* RECORD LIST *
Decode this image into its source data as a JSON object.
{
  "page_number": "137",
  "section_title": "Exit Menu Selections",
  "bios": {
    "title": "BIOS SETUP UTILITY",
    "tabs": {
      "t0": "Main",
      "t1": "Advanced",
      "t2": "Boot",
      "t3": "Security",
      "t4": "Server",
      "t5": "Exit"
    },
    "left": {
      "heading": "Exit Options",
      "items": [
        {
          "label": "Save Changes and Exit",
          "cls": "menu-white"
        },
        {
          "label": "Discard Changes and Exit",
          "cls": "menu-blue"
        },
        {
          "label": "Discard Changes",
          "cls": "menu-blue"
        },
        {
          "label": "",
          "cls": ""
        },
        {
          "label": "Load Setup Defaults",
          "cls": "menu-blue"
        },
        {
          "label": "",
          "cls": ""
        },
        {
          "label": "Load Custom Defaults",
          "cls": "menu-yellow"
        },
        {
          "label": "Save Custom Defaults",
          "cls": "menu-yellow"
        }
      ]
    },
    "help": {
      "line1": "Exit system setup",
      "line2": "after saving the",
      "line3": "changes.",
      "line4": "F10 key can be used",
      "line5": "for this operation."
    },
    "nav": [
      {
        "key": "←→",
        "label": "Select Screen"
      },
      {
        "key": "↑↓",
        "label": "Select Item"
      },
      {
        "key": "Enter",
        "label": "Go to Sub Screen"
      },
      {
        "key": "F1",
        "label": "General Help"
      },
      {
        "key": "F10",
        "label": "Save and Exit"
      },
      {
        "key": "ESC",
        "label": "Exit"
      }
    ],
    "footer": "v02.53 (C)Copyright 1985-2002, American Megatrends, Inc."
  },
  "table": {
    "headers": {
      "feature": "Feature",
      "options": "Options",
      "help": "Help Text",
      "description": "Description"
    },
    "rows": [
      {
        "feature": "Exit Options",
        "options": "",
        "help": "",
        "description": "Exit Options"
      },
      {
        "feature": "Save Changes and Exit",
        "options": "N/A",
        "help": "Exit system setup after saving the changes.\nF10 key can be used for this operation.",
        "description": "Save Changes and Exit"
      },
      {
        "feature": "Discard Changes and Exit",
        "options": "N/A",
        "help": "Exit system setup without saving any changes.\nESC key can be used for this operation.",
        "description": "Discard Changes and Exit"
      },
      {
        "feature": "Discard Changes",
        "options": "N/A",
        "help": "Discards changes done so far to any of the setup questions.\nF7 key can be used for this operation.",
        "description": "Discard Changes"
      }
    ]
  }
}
---
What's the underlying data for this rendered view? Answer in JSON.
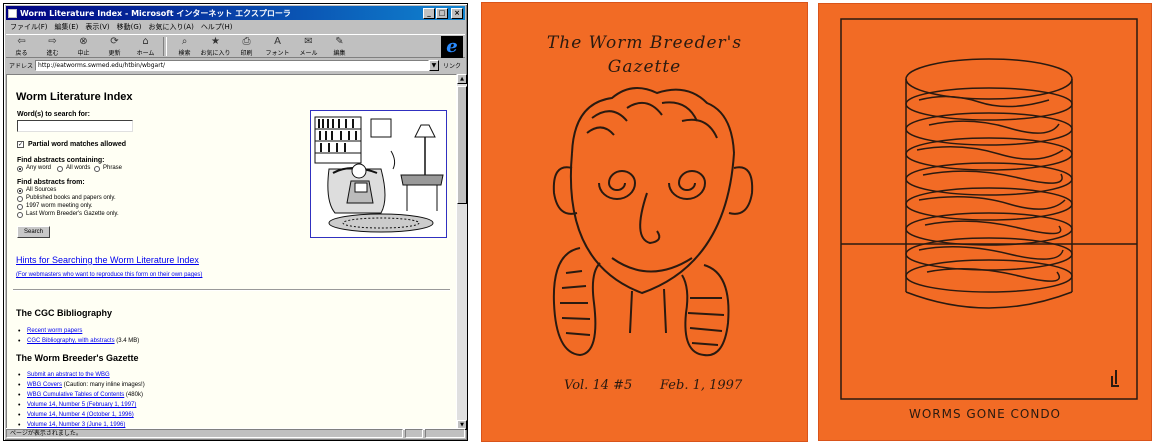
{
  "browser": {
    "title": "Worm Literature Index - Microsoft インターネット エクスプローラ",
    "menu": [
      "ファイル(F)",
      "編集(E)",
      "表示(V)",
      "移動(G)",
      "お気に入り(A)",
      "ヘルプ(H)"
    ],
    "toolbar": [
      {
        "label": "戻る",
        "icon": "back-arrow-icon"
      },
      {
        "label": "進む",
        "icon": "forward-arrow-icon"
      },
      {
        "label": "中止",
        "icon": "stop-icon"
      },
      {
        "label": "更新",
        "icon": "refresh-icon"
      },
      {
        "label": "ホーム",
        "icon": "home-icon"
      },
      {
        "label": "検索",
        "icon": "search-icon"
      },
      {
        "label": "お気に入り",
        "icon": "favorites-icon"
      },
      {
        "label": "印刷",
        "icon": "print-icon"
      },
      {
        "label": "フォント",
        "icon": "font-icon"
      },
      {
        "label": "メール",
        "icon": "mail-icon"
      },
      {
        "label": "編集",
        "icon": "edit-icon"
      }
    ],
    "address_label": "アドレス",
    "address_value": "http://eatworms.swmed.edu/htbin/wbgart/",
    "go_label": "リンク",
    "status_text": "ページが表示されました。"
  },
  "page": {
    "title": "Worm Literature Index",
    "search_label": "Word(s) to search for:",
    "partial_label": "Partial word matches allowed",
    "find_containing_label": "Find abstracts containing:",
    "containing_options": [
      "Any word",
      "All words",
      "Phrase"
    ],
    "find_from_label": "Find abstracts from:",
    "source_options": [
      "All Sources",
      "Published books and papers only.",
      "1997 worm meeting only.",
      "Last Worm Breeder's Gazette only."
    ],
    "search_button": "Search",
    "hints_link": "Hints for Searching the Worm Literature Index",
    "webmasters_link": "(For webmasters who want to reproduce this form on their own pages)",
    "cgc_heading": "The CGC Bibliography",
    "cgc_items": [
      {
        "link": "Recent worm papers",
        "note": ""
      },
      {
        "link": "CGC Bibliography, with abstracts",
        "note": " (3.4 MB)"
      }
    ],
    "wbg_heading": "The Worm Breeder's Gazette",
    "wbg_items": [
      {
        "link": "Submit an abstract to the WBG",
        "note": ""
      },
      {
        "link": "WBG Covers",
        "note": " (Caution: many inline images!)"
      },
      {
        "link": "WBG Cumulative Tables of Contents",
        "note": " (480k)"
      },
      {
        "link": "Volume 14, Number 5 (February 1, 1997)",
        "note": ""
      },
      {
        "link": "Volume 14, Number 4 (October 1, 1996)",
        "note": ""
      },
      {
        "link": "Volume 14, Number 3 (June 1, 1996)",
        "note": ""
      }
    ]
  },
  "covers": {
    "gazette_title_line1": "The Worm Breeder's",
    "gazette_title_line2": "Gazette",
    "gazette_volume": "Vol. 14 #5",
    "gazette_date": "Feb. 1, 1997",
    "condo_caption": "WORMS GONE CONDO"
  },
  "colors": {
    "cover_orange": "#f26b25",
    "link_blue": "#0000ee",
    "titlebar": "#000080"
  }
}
--
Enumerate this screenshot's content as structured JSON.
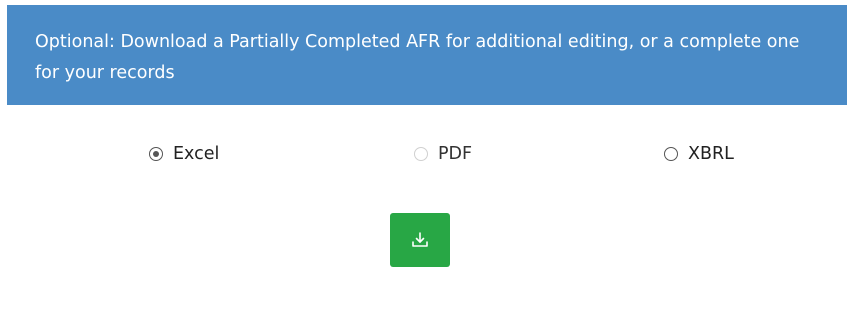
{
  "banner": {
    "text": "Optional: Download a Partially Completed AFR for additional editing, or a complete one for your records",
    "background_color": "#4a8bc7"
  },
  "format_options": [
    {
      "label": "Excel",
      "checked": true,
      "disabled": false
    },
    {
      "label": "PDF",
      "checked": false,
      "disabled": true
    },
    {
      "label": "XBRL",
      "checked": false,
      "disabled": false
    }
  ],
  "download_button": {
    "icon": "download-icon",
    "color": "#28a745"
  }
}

* WHAT IS NEEDED *
Copy all lines from the material that include "operation".

* RESPONSE TO THE TASK *
      "line5": "for this operation."
        "help": "Exit system setup after saving the changes.\nF10 key can be used for this operation.",
        "help": "Exit system setup without saving any changes.\nESC key can be used for this operation.",
        "help": "Discards changes done so far to any of the setup questions.\nF7 key can be used for this operation.",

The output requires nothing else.